# start of The records

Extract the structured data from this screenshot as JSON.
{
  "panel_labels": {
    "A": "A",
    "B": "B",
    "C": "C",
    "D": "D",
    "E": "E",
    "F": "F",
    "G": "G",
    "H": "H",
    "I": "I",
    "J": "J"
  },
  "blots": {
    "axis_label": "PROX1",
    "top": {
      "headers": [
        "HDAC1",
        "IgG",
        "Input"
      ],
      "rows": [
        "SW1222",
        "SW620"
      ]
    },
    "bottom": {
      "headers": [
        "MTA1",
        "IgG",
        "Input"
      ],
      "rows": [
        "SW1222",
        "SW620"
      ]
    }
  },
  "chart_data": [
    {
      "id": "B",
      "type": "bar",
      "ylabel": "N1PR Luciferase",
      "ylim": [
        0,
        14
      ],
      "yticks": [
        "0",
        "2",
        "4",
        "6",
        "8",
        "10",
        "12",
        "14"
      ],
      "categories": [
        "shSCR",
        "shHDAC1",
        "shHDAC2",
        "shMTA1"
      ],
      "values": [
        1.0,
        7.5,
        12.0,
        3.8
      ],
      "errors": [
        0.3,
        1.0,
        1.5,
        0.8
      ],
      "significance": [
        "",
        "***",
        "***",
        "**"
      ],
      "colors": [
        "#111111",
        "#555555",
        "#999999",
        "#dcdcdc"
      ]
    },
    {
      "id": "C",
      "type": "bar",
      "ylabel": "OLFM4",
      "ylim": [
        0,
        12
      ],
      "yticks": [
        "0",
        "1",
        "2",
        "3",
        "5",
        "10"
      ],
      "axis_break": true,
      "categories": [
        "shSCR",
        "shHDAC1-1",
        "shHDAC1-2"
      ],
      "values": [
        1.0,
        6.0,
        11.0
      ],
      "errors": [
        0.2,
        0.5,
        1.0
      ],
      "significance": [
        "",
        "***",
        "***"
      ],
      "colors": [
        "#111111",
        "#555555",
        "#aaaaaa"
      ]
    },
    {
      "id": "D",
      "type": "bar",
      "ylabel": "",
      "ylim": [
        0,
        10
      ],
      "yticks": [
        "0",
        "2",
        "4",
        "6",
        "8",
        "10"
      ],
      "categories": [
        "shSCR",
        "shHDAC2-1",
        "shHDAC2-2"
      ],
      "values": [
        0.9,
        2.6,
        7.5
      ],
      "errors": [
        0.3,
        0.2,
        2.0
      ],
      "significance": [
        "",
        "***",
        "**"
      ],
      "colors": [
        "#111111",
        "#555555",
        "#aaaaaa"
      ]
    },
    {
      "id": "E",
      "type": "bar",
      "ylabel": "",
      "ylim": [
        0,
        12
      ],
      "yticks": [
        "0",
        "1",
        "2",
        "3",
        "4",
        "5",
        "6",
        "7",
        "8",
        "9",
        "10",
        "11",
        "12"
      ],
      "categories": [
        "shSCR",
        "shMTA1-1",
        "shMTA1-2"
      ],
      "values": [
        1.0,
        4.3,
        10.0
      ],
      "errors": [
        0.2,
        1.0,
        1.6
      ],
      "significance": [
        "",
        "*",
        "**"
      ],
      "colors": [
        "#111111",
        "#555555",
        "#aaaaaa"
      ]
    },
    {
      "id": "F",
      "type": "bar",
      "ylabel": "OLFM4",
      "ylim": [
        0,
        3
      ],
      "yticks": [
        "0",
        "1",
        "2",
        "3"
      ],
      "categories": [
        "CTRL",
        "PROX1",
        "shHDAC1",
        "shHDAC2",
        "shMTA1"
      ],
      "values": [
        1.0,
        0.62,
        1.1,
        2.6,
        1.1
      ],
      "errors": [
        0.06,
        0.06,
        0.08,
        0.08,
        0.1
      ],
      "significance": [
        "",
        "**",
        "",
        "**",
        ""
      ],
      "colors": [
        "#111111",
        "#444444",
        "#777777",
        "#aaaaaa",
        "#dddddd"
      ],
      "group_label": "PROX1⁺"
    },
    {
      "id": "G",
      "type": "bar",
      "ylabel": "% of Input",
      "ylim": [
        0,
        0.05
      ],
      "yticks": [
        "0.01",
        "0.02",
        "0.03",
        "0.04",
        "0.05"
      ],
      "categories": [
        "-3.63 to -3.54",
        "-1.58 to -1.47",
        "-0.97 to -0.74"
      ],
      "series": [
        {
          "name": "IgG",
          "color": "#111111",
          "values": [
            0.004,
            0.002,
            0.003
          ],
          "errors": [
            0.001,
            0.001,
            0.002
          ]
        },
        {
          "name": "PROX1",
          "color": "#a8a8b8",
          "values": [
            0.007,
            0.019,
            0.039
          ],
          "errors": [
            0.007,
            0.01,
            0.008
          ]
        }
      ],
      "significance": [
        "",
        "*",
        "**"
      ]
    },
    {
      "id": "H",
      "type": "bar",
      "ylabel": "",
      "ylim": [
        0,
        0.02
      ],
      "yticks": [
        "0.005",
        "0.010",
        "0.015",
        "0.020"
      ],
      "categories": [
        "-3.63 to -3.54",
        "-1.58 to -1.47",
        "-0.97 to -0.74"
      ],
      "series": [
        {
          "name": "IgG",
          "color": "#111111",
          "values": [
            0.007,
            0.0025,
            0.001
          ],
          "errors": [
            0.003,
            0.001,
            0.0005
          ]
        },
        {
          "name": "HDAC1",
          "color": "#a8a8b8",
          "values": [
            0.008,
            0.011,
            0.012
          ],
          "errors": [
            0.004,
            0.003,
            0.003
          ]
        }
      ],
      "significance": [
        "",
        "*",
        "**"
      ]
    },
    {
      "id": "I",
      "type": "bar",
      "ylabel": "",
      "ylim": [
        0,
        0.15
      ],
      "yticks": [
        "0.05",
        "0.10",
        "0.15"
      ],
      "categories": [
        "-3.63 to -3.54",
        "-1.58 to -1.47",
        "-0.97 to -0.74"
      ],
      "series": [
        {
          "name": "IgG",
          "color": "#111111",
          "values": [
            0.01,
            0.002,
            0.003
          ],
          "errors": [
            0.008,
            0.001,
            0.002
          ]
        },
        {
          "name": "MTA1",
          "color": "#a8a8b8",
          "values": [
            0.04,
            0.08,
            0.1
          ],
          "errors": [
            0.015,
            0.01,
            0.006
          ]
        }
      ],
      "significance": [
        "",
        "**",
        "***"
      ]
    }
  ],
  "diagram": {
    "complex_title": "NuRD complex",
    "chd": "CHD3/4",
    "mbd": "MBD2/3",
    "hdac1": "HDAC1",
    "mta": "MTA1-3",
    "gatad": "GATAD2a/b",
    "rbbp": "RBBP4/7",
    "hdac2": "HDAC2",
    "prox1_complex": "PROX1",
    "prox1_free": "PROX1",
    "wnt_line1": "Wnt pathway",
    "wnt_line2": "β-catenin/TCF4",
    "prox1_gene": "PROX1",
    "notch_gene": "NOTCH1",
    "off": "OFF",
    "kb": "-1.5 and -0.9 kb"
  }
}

# end of The records

- Task directions
Make an exact copy of all the data.

- Written response
Extract the structured data from this screenshot as JSON.
{
  "panel_labels": {
    "A": "A",
    "B": "B",
    "C": "C",
    "D": "D",
    "E": "E",
    "F": "F",
    "G": "G",
    "H": "H",
    "I": "I",
    "J": "J"
  },
  "blots": {
    "axis_label": "PROX1",
    "top": {
      "headers": [
        "HDAC1",
        "IgG",
        "Input"
      ],
      "rows": [
        "SW1222",
        "SW620"
      ]
    },
    "bottom": {
      "headers": [
        "MTA1",
        "IgG",
        "Input"
      ],
      "rows": [
        "SW1222",
        "SW620"
      ]
    }
  },
  "chart_data": [
    {
      "id": "B",
      "type": "bar",
      "ylabel": "N1PR Luciferase",
      "ylim": [
        0,
        14
      ],
      "yticks": [
        "0",
        "2",
        "4",
        "6",
        "8",
        "10",
        "12",
        "14"
      ],
      "categories": [
        "shSCR",
        "shHDAC1",
        "shHDAC2",
        "shMTA1"
      ],
      "values": [
        1.0,
        7.5,
        12.0,
        3.8
      ],
      "errors": [
        0.3,
        1.0,
        1.5,
        0.8
      ],
      "significance": [
        "",
        "***",
        "***",
        "**"
      ],
      "colors": [
        "#111111",
        "#555555",
        "#999999",
        "#dcdcdc"
      ]
    },
    {
      "id": "C",
      "type": "bar",
      "ylabel": "OLFM4",
      "ylim": [
        0,
        12
      ],
      "yticks": [
        "0",
        "1",
        "2",
        "3",
        "5",
        "10"
      ],
      "axis_break": true,
      "categories": [
        "shSCR",
        "shHDAC1-1",
        "shHDAC1-2"
      ],
      "values": [
        1.0,
        6.0,
        11.0
      ],
      "errors": [
        0.2,
        0.5,
        1.0
      ],
      "significance": [
        "",
        "***",
        "***"
      ],
      "colors": [
        "#111111",
        "#555555",
        "#aaaaaa"
      ]
    },
    {
      "id": "D",
      "type": "bar",
      "ylabel": "",
      "ylim": [
        0,
        10
      ],
      "yticks": [
        "0",
        "2",
        "4",
        "6",
        "8",
        "10"
      ],
      "categories": [
        "shSCR",
        "shHDAC2-1",
        "shHDAC2-2"
      ],
      "values": [
        0.9,
        2.6,
        7.5
      ],
      "errors": [
        0.3,
        0.2,
        2.0
      ],
      "significance": [
        "",
        "***",
        "**"
      ],
      "colors": [
        "#111111",
        "#555555",
        "#aaaaaa"
      ]
    },
    {
      "id": "E",
      "type": "bar",
      "ylabel": "",
      "ylim": [
        0,
        12
      ],
      "yticks": [
        "0",
        "1",
        "2",
        "3",
        "4",
        "5",
        "6",
        "7",
        "8",
        "9",
        "10",
        "11",
        "12"
      ],
      "categories": [
        "shSCR",
        "shMTA1-1",
        "shMTA1-2"
      ],
      "values": [
        1.0,
        4.3,
        10.0
      ],
      "errors": [
        0.2,
        1.0,
        1.6
      ],
      "significance": [
        "",
        "*",
        "**"
      ],
      "colors": [
        "#111111",
        "#555555",
        "#aaaaaa"
      ]
    },
    {
      "id": "F",
      "type": "bar",
      "ylabel": "OLFM4",
      "ylim": [
        0,
        3
      ],
      "yticks": [
        "0",
        "1",
        "2",
        "3"
      ],
      "categories": [
        "CTRL",
        "PROX1",
        "shHDAC1",
        "shHDAC2",
        "shMTA1"
      ],
      "values": [
        1.0,
        0.62,
        1.1,
        2.6,
        1.1
      ],
      "errors": [
        0.06,
        0.06,
        0.08,
        0.08,
        0.1
      ],
      "significance": [
        "",
        "**",
        "",
        "**",
        ""
      ],
      "colors": [
        "#111111",
        "#444444",
        "#777777",
        "#aaaaaa",
        "#dddddd"
      ],
      "group_label": "PROX1⁺"
    },
    {
      "id": "G",
      "type": "bar",
      "ylabel": "% of Input",
      "ylim": [
        0,
        0.05
      ],
      "yticks": [
        "0.01",
        "0.02",
        "0.03",
        "0.04",
        "0.05"
      ],
      "categories": [
        "-3.63 to -3.54",
        "-1.58 to -1.47",
        "-0.97 to -0.74"
      ],
      "series": [
        {
          "name": "IgG",
          "color": "#111111",
          "values": [
            0.004,
            0.002,
            0.003
          ],
          "errors": [
            0.001,
            0.001,
            0.002
          ]
        },
        {
          "name": "PROX1",
          "color": "#a8a8b8",
          "values": [
            0.007,
            0.019,
            0.039
          ],
          "errors": [
            0.007,
            0.01,
            0.008
          ]
        }
      ],
      "significance": [
        "",
        "*",
        "**"
      ]
    },
    {
      "id": "H",
      "type": "bar",
      "ylabel": "",
      "ylim": [
        0,
        0.02
      ],
      "yticks": [
        "0.005",
        "0.010",
        "0.015",
        "0.020"
      ],
      "categories": [
        "-3.63 to -3.54",
        "-1.58 to -1.47",
        "-0.97 to -0.74"
      ],
      "series": [
        {
          "name": "IgG",
          "color": "#111111",
          "values": [
            0.007,
            0.0025,
            0.001
          ],
          "errors": [
            0.003,
            0.001,
            0.0005
          ]
        },
        {
          "name": "HDAC1",
          "color": "#a8a8b8",
          "values": [
            0.008,
            0.011,
            0.012
          ],
          "errors": [
            0.004,
            0.003,
            0.003
          ]
        }
      ],
      "significance": [
        "",
        "*",
        "**"
      ]
    },
    {
      "id": "I",
      "type": "bar",
      "ylabel": "",
      "ylim": [
        0,
        0.15
      ],
      "yticks": [
        "0.05",
        "0.10",
        "0.15"
      ],
      "categories": [
        "-3.63 to -3.54",
        "-1.58 to -1.47",
        "-0.97 to -0.74"
      ],
      "series": [
        {
          "name": "IgG",
          "color": "#111111",
          "values": [
            0.01,
            0.002,
            0.003
          ],
          "errors": [
            0.008,
            0.001,
            0.002
          ]
        },
        {
          "name": "MTA1",
          "color": "#a8a8b8",
          "values": [
            0.04,
            0.08,
            0.1
          ],
          "errors": [
            0.015,
            0.01,
            0.006
          ]
        }
      ],
      "significance": [
        "",
        "**",
        "***"
      ]
    }
  ],
  "diagram": {
    "complex_title": "NuRD complex",
    "chd": "CHD3/4",
    "mbd": "MBD2/3",
    "hdac1": "HDAC1",
    "mta": "MTA1-3",
    "gatad": "GATAD2a/b",
    "rbbp": "RBBP4/7",
    "hdac2": "HDAC2",
    "prox1_complex": "PROX1",
    "prox1_free": "PROX1",
    "wnt_line1": "Wnt pathway",
    "wnt_line2": "β-catenin/TCF4",
    "prox1_gene": "PROX1",
    "notch_gene": "NOTCH1",
    "off": "OFF",
    "kb": "-1.5 and -0.9 kb"
  }
}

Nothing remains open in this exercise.